→ Stored records
* Start *

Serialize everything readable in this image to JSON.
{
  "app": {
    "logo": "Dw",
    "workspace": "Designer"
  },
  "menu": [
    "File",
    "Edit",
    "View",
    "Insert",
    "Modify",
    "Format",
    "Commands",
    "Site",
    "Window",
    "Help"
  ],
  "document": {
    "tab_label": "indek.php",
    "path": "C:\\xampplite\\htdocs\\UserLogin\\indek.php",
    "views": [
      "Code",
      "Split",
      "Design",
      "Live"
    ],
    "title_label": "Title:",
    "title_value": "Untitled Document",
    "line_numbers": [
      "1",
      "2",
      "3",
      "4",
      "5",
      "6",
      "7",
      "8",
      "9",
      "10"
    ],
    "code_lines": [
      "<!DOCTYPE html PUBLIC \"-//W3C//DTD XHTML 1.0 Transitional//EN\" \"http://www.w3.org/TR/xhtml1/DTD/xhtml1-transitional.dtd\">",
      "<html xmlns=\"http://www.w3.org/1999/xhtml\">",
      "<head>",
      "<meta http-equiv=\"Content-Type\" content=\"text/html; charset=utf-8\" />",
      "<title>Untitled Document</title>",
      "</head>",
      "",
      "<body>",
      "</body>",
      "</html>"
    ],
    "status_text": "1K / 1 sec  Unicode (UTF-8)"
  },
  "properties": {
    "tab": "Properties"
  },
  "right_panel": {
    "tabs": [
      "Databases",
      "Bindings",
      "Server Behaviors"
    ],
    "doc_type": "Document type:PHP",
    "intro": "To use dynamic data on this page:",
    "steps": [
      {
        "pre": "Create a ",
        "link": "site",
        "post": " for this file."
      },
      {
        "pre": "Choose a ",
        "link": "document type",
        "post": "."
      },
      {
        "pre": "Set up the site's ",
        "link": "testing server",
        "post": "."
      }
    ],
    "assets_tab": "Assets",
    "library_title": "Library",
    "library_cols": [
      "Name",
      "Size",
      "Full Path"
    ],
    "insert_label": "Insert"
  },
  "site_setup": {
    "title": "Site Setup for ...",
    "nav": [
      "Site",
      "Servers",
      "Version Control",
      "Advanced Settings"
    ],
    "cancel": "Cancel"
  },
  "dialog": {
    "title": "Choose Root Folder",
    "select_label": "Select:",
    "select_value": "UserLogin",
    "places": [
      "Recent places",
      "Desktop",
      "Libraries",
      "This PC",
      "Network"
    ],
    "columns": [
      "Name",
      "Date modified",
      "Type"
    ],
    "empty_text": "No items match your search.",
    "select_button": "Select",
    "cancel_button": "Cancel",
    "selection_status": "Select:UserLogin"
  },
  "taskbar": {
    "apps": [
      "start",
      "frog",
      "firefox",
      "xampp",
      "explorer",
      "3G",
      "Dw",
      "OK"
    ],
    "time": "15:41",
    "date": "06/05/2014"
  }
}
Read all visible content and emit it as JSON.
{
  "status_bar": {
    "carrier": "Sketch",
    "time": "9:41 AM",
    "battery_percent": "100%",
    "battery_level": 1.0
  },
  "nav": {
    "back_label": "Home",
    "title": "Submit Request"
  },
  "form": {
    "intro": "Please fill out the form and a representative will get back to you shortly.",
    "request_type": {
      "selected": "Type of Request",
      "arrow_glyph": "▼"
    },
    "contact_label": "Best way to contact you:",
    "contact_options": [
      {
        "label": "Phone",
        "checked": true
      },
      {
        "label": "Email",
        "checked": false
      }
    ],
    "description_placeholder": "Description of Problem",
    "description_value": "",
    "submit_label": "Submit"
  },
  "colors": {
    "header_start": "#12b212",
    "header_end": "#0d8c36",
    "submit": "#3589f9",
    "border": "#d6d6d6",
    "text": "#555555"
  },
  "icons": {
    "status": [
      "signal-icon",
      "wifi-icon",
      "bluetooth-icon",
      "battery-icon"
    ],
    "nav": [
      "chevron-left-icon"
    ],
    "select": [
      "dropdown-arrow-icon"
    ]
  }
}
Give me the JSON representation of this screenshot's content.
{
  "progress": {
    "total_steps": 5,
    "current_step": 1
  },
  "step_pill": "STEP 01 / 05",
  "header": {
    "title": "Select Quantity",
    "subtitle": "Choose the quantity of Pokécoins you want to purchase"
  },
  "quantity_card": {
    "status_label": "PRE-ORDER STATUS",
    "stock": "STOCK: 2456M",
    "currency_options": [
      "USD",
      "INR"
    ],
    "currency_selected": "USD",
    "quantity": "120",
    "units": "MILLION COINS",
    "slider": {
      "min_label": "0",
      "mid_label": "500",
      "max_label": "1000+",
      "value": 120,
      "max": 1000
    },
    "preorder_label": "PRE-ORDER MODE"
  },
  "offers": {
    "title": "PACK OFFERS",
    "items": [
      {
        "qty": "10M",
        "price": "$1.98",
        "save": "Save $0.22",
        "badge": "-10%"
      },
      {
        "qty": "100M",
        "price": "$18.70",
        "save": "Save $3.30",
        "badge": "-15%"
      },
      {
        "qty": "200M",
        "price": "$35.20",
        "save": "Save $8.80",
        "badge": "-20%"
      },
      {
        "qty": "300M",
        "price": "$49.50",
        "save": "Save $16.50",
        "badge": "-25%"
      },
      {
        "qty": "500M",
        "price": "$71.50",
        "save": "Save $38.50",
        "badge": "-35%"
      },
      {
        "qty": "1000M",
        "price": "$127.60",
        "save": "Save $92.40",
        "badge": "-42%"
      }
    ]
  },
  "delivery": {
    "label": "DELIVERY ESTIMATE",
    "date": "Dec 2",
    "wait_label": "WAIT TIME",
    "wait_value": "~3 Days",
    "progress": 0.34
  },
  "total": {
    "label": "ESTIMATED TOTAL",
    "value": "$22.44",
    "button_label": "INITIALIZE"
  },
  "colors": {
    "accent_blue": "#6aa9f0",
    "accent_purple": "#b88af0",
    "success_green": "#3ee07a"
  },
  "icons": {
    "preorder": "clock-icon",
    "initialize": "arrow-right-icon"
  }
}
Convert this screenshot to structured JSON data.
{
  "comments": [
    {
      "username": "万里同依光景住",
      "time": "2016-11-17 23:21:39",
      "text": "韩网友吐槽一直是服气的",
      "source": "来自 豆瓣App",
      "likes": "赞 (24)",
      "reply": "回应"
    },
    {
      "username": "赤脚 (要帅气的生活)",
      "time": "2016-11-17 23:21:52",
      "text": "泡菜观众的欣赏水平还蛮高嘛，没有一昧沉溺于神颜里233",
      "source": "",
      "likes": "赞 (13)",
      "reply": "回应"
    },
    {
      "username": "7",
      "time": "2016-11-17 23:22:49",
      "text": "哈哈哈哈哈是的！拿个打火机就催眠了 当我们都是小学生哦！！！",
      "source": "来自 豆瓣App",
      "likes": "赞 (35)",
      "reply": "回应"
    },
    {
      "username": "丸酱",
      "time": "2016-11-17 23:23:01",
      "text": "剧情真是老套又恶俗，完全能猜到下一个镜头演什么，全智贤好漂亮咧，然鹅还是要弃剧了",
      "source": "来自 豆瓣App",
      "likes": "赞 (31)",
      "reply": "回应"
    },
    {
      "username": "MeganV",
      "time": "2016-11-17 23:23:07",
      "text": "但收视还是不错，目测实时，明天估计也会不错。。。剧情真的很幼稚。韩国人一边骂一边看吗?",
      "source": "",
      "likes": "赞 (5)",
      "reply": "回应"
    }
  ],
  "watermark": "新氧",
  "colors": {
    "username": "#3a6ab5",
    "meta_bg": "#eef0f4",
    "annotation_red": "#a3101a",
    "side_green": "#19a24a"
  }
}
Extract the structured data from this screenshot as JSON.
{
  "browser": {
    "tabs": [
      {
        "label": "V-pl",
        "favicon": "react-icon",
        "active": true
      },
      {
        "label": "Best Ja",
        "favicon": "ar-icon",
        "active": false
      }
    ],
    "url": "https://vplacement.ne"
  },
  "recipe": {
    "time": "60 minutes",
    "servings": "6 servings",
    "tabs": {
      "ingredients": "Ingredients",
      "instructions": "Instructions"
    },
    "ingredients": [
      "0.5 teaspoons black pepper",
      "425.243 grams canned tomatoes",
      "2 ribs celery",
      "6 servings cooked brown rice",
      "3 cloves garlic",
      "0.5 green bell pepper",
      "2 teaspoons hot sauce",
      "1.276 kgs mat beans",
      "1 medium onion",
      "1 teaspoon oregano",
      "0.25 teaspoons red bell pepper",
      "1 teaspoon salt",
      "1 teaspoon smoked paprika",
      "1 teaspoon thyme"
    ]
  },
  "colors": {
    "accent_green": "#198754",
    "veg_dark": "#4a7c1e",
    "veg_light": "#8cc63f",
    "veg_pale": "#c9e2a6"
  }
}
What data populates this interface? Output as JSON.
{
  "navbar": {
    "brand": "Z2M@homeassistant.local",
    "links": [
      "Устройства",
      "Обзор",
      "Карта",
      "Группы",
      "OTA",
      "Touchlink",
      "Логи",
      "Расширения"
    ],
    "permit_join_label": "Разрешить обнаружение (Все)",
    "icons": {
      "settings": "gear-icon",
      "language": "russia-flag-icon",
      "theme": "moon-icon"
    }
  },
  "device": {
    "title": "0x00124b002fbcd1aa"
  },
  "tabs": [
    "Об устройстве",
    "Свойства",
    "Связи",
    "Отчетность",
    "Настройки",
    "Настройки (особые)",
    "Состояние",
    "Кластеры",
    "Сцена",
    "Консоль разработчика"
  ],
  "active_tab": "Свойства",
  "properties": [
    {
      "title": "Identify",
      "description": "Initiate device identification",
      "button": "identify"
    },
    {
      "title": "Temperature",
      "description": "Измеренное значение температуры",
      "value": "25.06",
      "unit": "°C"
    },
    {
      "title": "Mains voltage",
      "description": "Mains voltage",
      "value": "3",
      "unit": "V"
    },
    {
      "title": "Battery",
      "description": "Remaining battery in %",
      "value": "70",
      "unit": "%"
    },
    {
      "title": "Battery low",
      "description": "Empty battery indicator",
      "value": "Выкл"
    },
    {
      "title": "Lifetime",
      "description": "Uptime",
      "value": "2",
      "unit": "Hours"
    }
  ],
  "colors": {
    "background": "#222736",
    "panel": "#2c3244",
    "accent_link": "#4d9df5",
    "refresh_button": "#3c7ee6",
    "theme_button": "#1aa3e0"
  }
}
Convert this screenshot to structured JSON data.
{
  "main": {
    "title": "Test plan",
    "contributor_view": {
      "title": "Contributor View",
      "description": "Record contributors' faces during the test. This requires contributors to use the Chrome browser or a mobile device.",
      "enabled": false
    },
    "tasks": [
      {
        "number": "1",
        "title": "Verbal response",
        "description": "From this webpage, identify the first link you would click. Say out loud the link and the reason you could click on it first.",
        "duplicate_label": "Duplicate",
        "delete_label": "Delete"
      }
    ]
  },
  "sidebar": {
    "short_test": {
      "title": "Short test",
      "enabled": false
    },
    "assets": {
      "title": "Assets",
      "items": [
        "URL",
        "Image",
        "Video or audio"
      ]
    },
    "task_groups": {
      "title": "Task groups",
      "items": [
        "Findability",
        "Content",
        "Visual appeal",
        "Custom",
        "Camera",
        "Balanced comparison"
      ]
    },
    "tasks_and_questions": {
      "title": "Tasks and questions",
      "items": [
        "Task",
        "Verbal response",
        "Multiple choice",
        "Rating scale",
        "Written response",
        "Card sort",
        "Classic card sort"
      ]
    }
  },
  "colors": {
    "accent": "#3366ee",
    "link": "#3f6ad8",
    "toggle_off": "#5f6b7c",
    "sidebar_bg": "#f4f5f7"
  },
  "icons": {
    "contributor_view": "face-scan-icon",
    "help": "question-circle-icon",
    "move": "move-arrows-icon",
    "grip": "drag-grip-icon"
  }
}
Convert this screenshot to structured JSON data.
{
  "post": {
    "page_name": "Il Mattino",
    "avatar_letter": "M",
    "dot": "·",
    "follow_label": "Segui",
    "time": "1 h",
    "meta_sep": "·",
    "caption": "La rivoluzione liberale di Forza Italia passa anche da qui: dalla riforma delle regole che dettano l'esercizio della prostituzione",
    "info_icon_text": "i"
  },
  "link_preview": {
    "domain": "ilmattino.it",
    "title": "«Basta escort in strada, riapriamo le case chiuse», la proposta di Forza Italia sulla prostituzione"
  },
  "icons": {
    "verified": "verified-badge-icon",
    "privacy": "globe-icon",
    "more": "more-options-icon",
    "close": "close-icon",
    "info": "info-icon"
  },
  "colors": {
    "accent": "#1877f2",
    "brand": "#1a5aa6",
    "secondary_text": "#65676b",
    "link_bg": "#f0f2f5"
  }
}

* End *

Show every line of the listing in which the string "indek" can be found.

→ Response to the exercise
    "tab_label": "indek.php",
    "path": "C:\\xampplite\\htdocs\\UserLogin\\indek.php",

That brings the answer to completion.